## begin DATA IN THIS EXERCISE

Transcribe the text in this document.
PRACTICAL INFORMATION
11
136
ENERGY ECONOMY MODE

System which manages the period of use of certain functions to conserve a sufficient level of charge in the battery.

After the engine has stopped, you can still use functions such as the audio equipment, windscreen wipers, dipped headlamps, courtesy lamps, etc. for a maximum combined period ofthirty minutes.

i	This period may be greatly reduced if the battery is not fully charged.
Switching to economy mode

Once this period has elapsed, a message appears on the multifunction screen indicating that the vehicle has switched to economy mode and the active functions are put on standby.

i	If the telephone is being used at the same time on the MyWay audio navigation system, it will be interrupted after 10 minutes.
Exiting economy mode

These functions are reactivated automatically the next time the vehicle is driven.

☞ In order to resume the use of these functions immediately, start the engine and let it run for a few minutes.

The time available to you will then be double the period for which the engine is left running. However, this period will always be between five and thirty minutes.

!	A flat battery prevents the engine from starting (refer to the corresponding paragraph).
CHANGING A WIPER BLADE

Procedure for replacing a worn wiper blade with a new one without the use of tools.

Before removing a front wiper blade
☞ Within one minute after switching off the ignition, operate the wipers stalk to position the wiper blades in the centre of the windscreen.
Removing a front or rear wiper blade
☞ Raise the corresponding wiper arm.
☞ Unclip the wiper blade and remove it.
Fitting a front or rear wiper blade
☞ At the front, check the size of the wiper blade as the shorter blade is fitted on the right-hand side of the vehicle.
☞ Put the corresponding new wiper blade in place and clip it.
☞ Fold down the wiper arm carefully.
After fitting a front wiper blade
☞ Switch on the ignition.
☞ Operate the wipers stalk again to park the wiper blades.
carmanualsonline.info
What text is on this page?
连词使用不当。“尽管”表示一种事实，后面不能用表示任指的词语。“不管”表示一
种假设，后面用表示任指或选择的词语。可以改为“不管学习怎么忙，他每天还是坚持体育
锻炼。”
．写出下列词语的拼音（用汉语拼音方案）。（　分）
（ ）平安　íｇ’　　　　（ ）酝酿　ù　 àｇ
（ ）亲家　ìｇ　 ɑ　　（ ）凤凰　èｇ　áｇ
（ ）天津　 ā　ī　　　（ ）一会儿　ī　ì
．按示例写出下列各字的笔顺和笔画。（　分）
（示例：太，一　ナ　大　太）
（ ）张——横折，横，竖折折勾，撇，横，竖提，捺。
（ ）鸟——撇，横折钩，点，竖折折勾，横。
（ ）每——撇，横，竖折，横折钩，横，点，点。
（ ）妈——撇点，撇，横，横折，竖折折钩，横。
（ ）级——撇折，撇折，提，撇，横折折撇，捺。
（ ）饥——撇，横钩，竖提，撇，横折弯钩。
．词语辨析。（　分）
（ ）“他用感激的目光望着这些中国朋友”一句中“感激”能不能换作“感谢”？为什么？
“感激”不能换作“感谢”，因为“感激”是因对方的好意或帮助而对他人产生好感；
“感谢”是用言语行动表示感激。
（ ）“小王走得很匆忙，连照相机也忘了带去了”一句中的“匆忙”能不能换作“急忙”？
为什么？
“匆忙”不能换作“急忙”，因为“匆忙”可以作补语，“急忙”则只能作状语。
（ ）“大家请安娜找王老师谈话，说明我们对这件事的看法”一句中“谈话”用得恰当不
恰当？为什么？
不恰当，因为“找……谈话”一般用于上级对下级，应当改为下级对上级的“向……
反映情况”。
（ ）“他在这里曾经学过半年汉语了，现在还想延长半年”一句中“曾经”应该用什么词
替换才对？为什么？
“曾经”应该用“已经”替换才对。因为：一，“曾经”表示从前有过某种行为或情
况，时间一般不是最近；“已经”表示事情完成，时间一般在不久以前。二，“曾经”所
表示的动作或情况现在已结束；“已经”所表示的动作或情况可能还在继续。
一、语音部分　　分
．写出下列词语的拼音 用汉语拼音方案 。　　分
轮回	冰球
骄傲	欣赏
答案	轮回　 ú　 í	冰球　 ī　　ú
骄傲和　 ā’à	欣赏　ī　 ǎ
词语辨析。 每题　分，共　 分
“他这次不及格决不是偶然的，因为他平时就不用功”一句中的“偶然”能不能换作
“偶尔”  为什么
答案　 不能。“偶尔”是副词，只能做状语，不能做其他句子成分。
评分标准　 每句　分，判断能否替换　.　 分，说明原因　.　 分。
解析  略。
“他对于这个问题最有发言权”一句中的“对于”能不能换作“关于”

## end DATA IN THIS EXERCISE

__GIVEN TASK__. Transcribe the entire listing above precisely.

__SOLUTION TO THIS TASK__.
Transcribe the text in this document.
PRACTICAL INFORMATION
11
136
ENERGY ECONOMY MODE

System which manages the period of use of certain functions to conserve a sufficient level of charge in the battery.

After the engine has stopped, you can still use functions such as the audio equipment, windscreen wipers, dipped headlamps, courtesy lamps, etc. for a maximum combined period ofthirty minutes.

i	This period may be greatly reduced if the battery is not fully charged.
Switching to economy mode

Once this period has elapsed, a message appears on the multifunction screen indicating that the vehicle has switched to economy mode and the active functions are put on standby.

i	If the telephone is being used at the same time on the MyWay audio navigation system, it will be interrupted after 10 minutes.
Exiting economy mode

These functions are reactivated automatically the next time the vehicle is driven.

☞ In order to resume the use of these functions immediately, start the engine and let it run for a few minutes.

The time available to you will then be double the period for which the engine is left running. However, this period will always be between five and thirty minutes.

!	A flat battery prevents the engine from starting (refer to the corresponding paragraph).
CHANGING A WIPER BLADE

Procedure for replacing a worn wiper blade with a new one without the use of tools.

Before removing a front wiper blade
☞ Within one minute after switching off the ignition, operate the wipers stalk to position the wiper blades in the centre of the windscreen.
Removing a front or rear wiper blade
☞ Raise the corresponding wiper arm.
☞ Unclip the wiper blade and remove it.
Fitting a front or rear wiper blade
☞ At the front, check the size of the wiper blade as the shorter blade is fitted on the right-hand side of the vehicle.
☞ Put the corresponding new wiper blade in place and clip it.
☞ Fold down the wiper arm carefully.
After fitting a front wiper blade
☞ Switch on the ignition.
☞ Operate the wipers stalk again to park the wiper blades.
carmanualsonline.info
What text is on this page?
连词使用不当。“尽管”表示一种事实，后面不能用表示任指的词语。“不管”表示一
种假设，后面用表示任指或选择的词语。可以改为“不管学习怎么忙，他每天还是坚持体育
锻炼。”
．写出下列词语的拼音（用汉语拼音方案）。（　分）
（ ）平安　íｇ’　　　　（ ）酝酿　ù　 àｇ
（ ）亲家　ìｇ　 ɑ　　（ ）凤凰　èｇ　áｇ
（ ）天津　 ā　ī　　　（ ）一会儿　ī　ì
．按示例写出下列各字的笔顺和笔画。（　分）
（示例：太，一　ナ　大　太）
（ ）张——横折，横，竖折折勾，撇，横，竖提，捺。
（ ）鸟——撇，横折钩，点，竖折折勾，横。
（ ）每——撇，横，竖折，横折钩，横，点，点。
（ ）妈——撇点，撇，横，横折，竖折折钩，横。
（ ）级——撇折，撇折，提，撇，横折折撇，捺。
（ ）饥——撇，横钩，竖提，撇，横折弯钩。
．词语辨析。（　分）
（ ）“他用感激的目光望着这些中国朋友”一句中“感激”能不能换作“感谢”？为什么？
“感激”不能换作“感谢”，因为“感激”是因对方的好意或帮助而对他人产生好感；
“感谢”是用言语行动表示感激。
（ ）“小王走得很匆忙，连照相机也忘了带去了”一句中的“匆忙”能不能换作“急忙”？
为什么？
“匆忙”不能换作“急忙”，因为“匆忙”可以作补语，“急忙”则只能作状语。
（ ）“大家请安娜找王老师谈话，说明我们对这件事的看法”一句中“谈话”用得恰当不
恰当？为什么？
不恰当，因为“找……谈话”一般用于上级对下级，应当改为下级对上级的“向……
反映情况”。
（ ）“他在这里曾经学过半年汉语了，现在还想延长半年”一句中“曾经”应该用什么词
替换才对？为什么？
“曾经”应该用“已经”替换才对。因为：一，“曾经”表示从前有过某种行为或情
况，时间一般不是最近；“已经”表示事情完成，时间一般在不久以前。二，“曾经”所
表示的动作或情况现在已结束；“已经”所表示的动作或情况可能还在继续。
一、语音部分　　分
．写出下列词语的拼音 用汉语拼音方案 。　　分
轮回	冰球
骄傲	欣赏
答案	轮回　 ú　 í	冰球　 ī　　ú
骄傲和　 ā’à	欣赏　ī　 ǎ
词语辨析。 每题　分，共　 分
“他这次不及格决不是偶然的，因为他平时就不用功”一句中的“偶然”能不能换作
“偶尔”  为什么
答案　 不能。“偶尔”是副词，只能做状语，不能做其他句子成分。
评分标准　 每句　分，判断能否替换　.　 分，说明原因　.　 分。
解析  略。
“他对于这个问题最有发言权”一句中的“对于”能不能换作“关于”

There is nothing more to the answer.